__Requirements__.
Will you print the material below without altering a single character?

---------- Raw data

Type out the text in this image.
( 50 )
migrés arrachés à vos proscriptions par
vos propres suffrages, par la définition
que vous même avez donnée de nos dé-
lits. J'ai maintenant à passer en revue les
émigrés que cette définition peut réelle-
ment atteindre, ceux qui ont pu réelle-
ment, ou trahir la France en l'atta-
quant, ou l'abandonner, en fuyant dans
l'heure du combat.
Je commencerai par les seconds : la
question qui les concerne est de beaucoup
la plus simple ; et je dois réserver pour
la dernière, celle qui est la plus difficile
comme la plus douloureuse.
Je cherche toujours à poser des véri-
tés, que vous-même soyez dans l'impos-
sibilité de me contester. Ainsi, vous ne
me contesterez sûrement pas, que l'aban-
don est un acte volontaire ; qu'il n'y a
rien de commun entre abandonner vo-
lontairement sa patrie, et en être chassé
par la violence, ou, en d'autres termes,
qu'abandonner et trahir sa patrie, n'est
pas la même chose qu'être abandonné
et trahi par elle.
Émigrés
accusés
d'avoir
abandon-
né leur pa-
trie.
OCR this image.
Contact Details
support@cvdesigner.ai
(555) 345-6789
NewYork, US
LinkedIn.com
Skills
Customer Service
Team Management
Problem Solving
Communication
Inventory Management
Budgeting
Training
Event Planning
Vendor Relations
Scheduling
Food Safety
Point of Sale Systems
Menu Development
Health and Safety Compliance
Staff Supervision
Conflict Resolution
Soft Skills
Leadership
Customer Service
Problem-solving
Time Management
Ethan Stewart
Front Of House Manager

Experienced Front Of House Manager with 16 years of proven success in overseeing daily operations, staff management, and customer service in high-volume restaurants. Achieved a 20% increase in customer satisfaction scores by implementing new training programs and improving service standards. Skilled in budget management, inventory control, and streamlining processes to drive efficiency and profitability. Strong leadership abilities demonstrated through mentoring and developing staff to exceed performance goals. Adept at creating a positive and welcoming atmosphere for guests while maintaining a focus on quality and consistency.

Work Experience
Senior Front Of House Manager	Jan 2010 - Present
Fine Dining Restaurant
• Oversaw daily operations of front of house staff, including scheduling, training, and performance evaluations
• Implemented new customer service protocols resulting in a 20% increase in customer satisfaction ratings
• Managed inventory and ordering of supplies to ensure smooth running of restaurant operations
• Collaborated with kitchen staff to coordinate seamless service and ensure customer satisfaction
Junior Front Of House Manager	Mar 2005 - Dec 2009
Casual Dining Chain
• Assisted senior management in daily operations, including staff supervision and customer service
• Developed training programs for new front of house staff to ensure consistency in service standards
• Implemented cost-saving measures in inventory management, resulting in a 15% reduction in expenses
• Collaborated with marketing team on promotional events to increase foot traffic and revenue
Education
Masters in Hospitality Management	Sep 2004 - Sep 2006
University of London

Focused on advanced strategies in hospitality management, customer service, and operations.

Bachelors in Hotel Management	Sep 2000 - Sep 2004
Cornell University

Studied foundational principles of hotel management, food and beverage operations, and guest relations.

--------------------

__Correct result__.
Type out the text in this image.
( 50 )
migrés arrachés à vos proscriptions par
vos propres suffrages, par la définition
que vous même avez donnée de nos dé-
lits. J'ai maintenant à passer en revue les
émigrés que cette définition peut réelle-
ment atteindre, ceux qui ont pu réelle-
ment, ou trahir la France en l'atta-
quant, ou l'abandonner, en fuyant dans
l'heure du combat.
Je commencerai par les seconds : la
question qui les concerne est de beaucoup
la plus simple ; et je dois réserver pour
la dernière, celle qui est la plus difficile
comme la plus douloureuse.
Je cherche toujours à poser des véri-
tés, que vous-même soyez dans l'impos-
sibilité de me contester. Ainsi, vous ne
me contesterez sûrement pas, que l'aban-
don est un acte volontaire ; qu'il n'y a
rien de commun entre abandonner vo-
lontairement sa patrie, et en être chassé
par la violence, ou, en d'autres termes,
qu'abandonner et trahir sa patrie, n'est
pas la même chose qu'être abandonné
et trahi par elle.
Émigrés
accusés
d'avoir
abandon-
né leur pa-
trie.
OCR this image.
Contact Details
support@cvdesigner.ai
(555) 345-6789
NewYork, US
LinkedIn.com
Skills
Customer Service
Team Management
Problem Solving
Communication
Inventory Management
Budgeting
Training
Event Planning
Vendor Relations
Scheduling
Food Safety
Point of Sale Systems
Menu Development
Health and Safety Compliance
Staff Supervision
Conflict Resolution
Soft Skills
Leadership
Customer Service
Problem-solving
Time Management
Ethan Stewart
Front Of House Manager

Experienced Front Of House Manager with 16 years of proven success in overseeing daily operations, staff management, and customer service in high-volume restaurants. Achieved a 20% increase in customer satisfaction scores by implementing new training programs and improving service standards. Skilled in budget management, inventory control, and streamlining processes to drive efficiency and profitability. Strong leadership abilities demonstrated through mentoring and developing staff to exceed performance goals. Adept at creating a positive and welcoming atmosphere for guests while maintaining a focus on quality and consistency.

Work Experience
Senior Front Of House Manager	Jan 2010 - Present
Fine Dining Restaurant
• Oversaw daily operations of front of house staff, including scheduling, training, and performance evaluations
• Implemented new customer service protocols resulting in a 20% increase in customer satisfaction ratings
• Managed inventory and ordering of supplies to ensure smooth running of restaurant operations
• Collaborated with kitchen staff to coordinate seamless service and ensure customer satisfaction
Junior Front Of House Manager	Mar 2005 - Dec 2009
Casual Dining Chain
• Assisted senior management in daily operations, including staff supervision and customer service
• Developed training programs for new front of house staff to ensure consistency in service standards
• Implemented cost-saving measures in inventory management, resulting in a 15% reduction in expenses
• Collaborated with marketing team on promotional events to increase foot traffic and revenue
Education
Masters in Hospitality Management	Sep 2004 - Sep 2006
University of London

Focused on advanced strategies in hospitality management, customer service, and operations.

Bachelors in Hotel Management	Sep 2000 - Sep 2004
Cornell University

Studied foundational principles of hotel management, food and beverage operations, and guest relations.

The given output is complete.